• Task to complete:
Find the word "name" in the material below and gather every line that contains it.

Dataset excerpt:

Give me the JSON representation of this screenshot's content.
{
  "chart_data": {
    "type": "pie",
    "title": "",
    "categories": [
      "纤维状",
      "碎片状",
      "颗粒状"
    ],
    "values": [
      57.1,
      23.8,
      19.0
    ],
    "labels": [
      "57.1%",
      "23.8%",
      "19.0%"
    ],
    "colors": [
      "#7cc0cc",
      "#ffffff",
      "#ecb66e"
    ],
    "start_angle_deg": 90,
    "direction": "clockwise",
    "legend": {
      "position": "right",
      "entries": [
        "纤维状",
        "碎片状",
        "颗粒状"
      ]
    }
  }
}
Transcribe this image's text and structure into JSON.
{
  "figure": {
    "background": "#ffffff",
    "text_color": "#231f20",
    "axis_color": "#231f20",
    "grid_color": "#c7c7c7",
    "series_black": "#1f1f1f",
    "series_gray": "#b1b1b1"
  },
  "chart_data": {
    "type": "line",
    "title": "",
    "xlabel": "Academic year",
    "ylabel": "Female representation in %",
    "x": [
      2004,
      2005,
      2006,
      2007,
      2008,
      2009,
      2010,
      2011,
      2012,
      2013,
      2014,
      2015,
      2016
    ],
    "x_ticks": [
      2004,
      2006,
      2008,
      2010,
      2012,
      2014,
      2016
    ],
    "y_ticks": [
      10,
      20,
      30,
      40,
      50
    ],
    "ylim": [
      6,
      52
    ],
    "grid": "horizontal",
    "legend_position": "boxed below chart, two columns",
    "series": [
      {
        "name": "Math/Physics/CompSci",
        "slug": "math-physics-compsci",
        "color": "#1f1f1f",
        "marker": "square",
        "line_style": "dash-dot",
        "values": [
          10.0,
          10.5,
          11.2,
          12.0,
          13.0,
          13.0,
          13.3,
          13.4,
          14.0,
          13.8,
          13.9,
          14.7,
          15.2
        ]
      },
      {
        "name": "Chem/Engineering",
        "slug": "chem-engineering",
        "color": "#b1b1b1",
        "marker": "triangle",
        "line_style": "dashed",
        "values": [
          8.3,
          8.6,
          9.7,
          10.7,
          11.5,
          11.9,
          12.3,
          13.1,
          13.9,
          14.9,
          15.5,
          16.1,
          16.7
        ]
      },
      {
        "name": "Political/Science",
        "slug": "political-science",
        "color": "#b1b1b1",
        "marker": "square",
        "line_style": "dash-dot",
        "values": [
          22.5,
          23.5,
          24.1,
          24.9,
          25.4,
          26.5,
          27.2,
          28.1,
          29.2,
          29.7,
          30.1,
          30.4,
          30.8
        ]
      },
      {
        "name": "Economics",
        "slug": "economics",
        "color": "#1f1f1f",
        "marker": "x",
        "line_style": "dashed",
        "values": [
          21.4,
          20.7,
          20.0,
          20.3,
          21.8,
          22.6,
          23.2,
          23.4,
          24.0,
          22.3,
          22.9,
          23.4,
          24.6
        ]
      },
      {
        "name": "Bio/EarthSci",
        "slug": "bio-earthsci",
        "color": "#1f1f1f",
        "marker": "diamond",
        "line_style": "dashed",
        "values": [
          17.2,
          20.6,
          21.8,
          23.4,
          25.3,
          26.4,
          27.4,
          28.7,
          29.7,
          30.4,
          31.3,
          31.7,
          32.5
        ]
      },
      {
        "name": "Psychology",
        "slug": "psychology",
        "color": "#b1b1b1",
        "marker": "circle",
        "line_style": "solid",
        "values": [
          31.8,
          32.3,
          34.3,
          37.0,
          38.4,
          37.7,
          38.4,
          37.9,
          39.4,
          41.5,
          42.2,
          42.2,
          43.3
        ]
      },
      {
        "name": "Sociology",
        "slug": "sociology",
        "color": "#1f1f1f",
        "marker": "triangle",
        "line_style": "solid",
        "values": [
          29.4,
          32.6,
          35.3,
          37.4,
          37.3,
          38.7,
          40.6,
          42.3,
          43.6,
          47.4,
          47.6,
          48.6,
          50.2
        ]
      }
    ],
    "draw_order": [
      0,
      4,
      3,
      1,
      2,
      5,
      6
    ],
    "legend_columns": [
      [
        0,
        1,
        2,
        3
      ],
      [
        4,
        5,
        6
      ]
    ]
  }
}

• Solution for this task:
        "name": "Math/Physics/CompSci",
        "name": "Chem/Engineering",
        "name": "Political/Science",
        "name": "Economics",
        "name": "Bio/EarthSci",
        "name": "Psychology",
        "name": "Sociology",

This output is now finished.